Omit the pictures and output every entry below exactly as written.

┏━━

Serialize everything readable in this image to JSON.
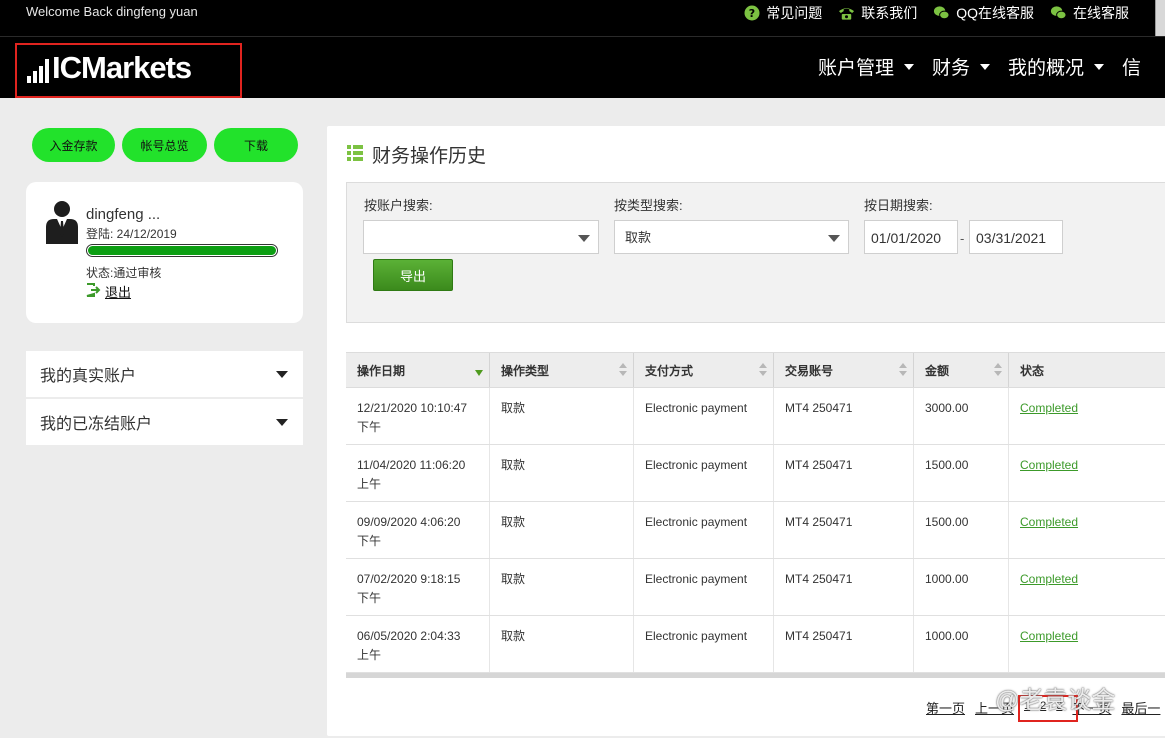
{
  "topbar": {
    "welcome": "Welcome Back dingfeng yuan",
    "links": [
      "常见问题",
      "联系我们",
      "QQ在线客服",
      "在线客服"
    ]
  },
  "brand": {
    "logo_ic": "IC",
    "logo_markets": "Markets"
  },
  "nav": {
    "items": [
      "账户管理",
      "财务",
      "我的概况",
      "信"
    ]
  },
  "left": {
    "buttons": [
      "入金存款",
      "帐号总览",
      "下载"
    ],
    "profile": {
      "name": "dingfeng ...",
      "login_label": "登陆: 24/12/2019",
      "progress_percent": 100,
      "status": "状态:通过审核",
      "logout": "退出"
    },
    "accounts": [
      "我的真实账户",
      "我的已冻结账户"
    ]
  },
  "panel": {
    "title": "财务操作历史",
    "search": {
      "account_label": "按账户搜索:",
      "account_value": "",
      "type_label": "按类型搜索:",
      "type_value": "取款",
      "date_label": "按日期搜索:",
      "date_from": "01/01/2020",
      "date_sep": "-",
      "date_to": "03/31/2021",
      "export": "导出"
    },
    "table": {
      "headers": [
        "操作日期",
        "操作类型",
        "支付方式",
        "交易账号",
        "金额",
        "状态"
      ],
      "rows": [
        {
          "date": "12/21/2020 10:10:47",
          "ampm": "下午",
          "type": "取款",
          "method": "Electronic payment",
          "account": "MT4 250471",
          "amount": "3000.00",
          "status": "Completed"
        },
        {
          "date": "11/04/2020 11:06:20",
          "ampm": "上午",
          "type": "取款",
          "method": "Electronic payment",
          "account": "MT4 250471",
          "amount": "1500.00",
          "status": "Completed"
        },
        {
          "date": "09/09/2020 4:06:20",
          "ampm": "下午",
          "type": "取款",
          "method": "Electronic payment",
          "account": "MT4 250471",
          "amount": "1500.00",
          "status": "Completed"
        },
        {
          "date": "07/02/2020 9:18:15",
          "ampm": "下午",
          "type": "取款",
          "method": "Electronic payment",
          "account": "MT4 250471",
          "amount": "1000.00",
          "status": "Completed"
        },
        {
          "date": "06/05/2020 2:04:33",
          "ampm": "上午",
          "type": "取款",
          "method": "Electronic payment",
          "account": "MT4 250471",
          "amount": "1000.00",
          "status": "Completed"
        }
      ]
    },
    "pager": {
      "first": "第一页",
      "prev": "上一页",
      "pages": [
        "1",
        "2",
        "3"
      ],
      "next": "下一页",
      "last": "最后一"
    }
  },
  "watermark": "@老袁谈金",
  "colors": {
    "accent_green": "#22e22b",
    "link_green": "#3c9a2a",
    "highlight_red": "#e0241f"
  }
}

┗━━

# THE OUTPUT:
Serialize everything readable in this image to JSON.
{
  "topbar": {
    "welcome": "Welcome Back dingfeng yuan",
    "links": [
      "常见问题",
      "联系我们",
      "QQ在线客服",
      "在线客服"
    ]
  },
  "brand": {
    "logo_ic": "IC",
    "logo_markets": "Markets"
  },
  "nav": {
    "items": [
      "账户管理",
      "财务",
      "我的概况",
      "信"
    ]
  },
  "left": {
    "buttons": [
      "入金存款",
      "帐号总览",
      "下载"
    ],
    "profile": {
      "name": "dingfeng ...",
      "login_label": "登陆: 24/12/2019",
      "progress_percent": 100,
      "status": "状态:通过审核",
      "logout": "退出"
    },
    "accounts": [
      "我的真实账户",
      "我的已冻结账户"
    ]
  },
  "panel": {
    "title": "财务操作历史",
    "search": {
      "account_label": "按账户搜索:",
      "account_value": "",
      "type_label": "按类型搜索:",
      "type_value": "取款",
      "date_label": "按日期搜索:",
      "date_from": "01/01/2020",
      "date_sep": "-",
      "date_to": "03/31/2021",
      "export": "导出"
    },
    "table": {
      "headers": [
        "操作日期",
        "操作类型",
        "支付方式",
        "交易账号",
        "金额",
        "状态"
      ],
      "rows": [
        {
          "date": "12/21/2020 10:10:47",
          "ampm": "下午",
          "type": "取款",
          "method": "Electronic payment",
          "account": "MT4 250471",
          "amount": "3000.00",
          "status": "Completed"
        },
        {
          "date": "11/04/2020 11:06:20",
          "ampm": "上午",
          "type": "取款",
          "method": "Electronic payment",
          "account": "MT4 250471",
          "amount": "1500.00",
          "status": "Completed"
        },
        {
          "date": "09/09/2020 4:06:20",
          "ampm": "下午",
          "type": "取款",
          "method": "Electronic payment",
          "account": "MT4 250471",
          "amount": "1500.00",
          "status": "Completed"
        },
        {
          "date": "07/02/2020 9:18:15",
          "ampm": "下午",
          "type": "取款",
          "method": "Electronic payment",
          "account": "MT4 250471",
          "amount": "1000.00",
          "status": "Completed"
        },
        {
          "date": "06/05/2020 2:04:33",
          "ampm": "上午",
          "type": "取款",
          "method": "Electronic payment",
          "account": "MT4 250471",
          "amount": "1000.00",
          "status": "Completed"
        }
      ]
    },
    "pager": {
      "first": "第一页",
      "prev": "上一页",
      "pages": [
        "1",
        "2",
        "3"
      ],
      "next": "下一页",
      "last": "最后一"
    }
  },
  "watermark": "@老袁谈金",
  "colors": {
    "accent_green": "#22e22b",
    "link_green": "#3c9a2a",
    "highlight_red": "#e0241f"
  }
}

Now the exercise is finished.